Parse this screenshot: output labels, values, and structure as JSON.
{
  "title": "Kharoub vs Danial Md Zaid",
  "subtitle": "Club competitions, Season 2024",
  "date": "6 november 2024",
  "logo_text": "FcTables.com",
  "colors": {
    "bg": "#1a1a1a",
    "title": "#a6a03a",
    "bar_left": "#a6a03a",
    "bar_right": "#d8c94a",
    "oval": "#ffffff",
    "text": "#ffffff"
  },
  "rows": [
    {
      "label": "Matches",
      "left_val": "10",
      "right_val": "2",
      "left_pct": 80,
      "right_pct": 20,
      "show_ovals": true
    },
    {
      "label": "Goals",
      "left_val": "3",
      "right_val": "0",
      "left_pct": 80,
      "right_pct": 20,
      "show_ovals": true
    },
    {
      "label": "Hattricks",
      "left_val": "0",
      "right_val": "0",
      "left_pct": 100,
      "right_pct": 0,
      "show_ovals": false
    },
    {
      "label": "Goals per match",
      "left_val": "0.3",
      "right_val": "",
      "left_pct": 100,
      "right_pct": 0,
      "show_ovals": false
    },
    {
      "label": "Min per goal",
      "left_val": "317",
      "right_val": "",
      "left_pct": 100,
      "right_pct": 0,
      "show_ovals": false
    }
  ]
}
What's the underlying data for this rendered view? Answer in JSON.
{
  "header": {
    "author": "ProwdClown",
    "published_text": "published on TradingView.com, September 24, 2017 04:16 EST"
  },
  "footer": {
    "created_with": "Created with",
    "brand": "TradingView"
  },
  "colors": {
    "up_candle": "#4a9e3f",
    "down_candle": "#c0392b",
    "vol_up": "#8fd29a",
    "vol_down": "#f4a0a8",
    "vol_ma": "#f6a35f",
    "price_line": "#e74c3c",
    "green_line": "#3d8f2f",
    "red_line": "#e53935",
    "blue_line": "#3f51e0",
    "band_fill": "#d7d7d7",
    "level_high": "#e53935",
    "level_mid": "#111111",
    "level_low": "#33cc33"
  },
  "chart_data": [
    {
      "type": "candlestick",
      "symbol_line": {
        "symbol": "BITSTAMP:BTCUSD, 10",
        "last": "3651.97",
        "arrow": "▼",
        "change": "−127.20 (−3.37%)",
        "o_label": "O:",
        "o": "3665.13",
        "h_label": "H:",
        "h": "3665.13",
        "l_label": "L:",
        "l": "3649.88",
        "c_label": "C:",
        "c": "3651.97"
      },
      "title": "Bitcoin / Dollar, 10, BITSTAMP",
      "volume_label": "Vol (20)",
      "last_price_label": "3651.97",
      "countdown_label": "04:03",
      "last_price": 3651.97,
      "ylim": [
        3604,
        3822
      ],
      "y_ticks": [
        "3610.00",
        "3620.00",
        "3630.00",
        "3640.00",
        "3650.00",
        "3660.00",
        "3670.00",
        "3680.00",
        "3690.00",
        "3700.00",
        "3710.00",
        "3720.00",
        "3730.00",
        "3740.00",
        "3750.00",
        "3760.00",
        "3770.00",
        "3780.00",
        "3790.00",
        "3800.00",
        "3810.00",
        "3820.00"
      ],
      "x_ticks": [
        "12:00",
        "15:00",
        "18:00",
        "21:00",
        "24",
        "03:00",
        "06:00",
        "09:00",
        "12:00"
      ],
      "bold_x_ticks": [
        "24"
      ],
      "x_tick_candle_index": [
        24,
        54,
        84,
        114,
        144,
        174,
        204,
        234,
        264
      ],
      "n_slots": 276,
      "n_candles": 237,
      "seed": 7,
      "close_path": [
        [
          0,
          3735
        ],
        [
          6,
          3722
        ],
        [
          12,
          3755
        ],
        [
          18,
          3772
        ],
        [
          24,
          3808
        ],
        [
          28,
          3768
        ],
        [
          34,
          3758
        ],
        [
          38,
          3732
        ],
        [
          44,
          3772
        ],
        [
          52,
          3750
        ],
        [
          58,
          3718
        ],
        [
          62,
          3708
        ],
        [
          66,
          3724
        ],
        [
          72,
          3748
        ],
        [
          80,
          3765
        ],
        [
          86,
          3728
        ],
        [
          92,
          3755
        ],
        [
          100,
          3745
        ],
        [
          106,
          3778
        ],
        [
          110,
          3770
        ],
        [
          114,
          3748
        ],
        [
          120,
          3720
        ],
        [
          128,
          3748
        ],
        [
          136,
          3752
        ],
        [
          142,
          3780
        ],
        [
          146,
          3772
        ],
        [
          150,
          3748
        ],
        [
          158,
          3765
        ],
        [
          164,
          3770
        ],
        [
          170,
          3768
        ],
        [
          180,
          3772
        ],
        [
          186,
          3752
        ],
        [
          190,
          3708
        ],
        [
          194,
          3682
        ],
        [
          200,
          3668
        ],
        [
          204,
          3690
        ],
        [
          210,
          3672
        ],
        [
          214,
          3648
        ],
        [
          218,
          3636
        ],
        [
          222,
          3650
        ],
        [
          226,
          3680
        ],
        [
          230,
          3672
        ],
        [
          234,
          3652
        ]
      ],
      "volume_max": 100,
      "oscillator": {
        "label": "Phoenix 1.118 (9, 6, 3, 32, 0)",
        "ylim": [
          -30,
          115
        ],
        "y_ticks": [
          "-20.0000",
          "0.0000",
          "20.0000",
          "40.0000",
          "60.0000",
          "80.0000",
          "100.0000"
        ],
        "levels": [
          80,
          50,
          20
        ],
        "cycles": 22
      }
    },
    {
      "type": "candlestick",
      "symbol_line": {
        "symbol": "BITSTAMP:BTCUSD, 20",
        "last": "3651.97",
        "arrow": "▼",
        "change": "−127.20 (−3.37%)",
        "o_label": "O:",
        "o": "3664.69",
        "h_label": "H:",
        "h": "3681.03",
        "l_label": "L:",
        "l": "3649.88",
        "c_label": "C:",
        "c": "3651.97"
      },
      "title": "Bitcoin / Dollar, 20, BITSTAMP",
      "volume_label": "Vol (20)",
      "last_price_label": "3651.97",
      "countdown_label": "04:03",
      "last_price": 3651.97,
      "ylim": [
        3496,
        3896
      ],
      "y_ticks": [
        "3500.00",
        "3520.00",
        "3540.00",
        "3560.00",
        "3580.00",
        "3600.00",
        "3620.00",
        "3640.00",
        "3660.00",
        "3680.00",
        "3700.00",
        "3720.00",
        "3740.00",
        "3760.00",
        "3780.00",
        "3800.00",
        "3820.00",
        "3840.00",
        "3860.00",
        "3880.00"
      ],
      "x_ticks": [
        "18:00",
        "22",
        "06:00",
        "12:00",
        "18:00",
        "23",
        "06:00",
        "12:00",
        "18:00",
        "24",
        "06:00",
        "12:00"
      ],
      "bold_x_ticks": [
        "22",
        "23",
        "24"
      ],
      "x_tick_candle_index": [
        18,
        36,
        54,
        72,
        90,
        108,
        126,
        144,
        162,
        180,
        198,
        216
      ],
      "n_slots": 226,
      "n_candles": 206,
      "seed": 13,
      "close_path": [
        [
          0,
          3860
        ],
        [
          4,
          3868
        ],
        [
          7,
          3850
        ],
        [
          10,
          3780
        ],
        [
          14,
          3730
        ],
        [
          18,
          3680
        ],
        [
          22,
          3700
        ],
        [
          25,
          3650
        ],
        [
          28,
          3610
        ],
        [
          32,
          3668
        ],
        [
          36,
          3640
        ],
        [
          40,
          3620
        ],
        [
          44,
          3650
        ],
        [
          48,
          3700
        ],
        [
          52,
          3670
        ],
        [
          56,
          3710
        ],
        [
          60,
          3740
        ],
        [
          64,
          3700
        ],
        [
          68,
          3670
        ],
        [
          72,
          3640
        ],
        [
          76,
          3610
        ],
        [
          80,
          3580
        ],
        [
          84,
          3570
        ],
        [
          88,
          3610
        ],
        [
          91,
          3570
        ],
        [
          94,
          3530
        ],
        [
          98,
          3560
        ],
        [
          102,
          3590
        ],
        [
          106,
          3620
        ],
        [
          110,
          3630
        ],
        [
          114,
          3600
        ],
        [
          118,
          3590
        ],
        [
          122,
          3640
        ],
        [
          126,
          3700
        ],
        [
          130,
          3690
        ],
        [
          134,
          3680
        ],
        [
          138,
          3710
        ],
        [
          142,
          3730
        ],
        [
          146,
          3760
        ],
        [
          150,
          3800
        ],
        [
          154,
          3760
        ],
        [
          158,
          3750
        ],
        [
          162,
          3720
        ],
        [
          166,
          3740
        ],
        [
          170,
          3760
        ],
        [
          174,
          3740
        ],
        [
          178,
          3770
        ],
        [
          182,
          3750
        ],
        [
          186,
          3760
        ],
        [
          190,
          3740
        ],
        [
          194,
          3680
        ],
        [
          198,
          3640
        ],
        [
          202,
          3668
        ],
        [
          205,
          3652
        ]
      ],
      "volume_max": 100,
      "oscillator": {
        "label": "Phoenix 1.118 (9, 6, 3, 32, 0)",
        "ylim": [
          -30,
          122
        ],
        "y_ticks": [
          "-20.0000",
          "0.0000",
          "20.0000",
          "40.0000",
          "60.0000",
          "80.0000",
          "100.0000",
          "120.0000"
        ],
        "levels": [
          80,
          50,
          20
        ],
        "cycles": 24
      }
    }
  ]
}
- - - - -
- EXERCISE PROMPT
Pick every line with "BITSTAMP" in it and copy it.

- RESULT OF THE EXERCISE
        "symbol": "BITSTAMP:BTCUSD, 10",
      "title": "Bitcoin / Dollar, 10, BITSTAMP",
        "symbol": "BITSTAMP:BTCUSD, 20",
      "title": "Bitcoin / Dollar, 20, BITSTAMP",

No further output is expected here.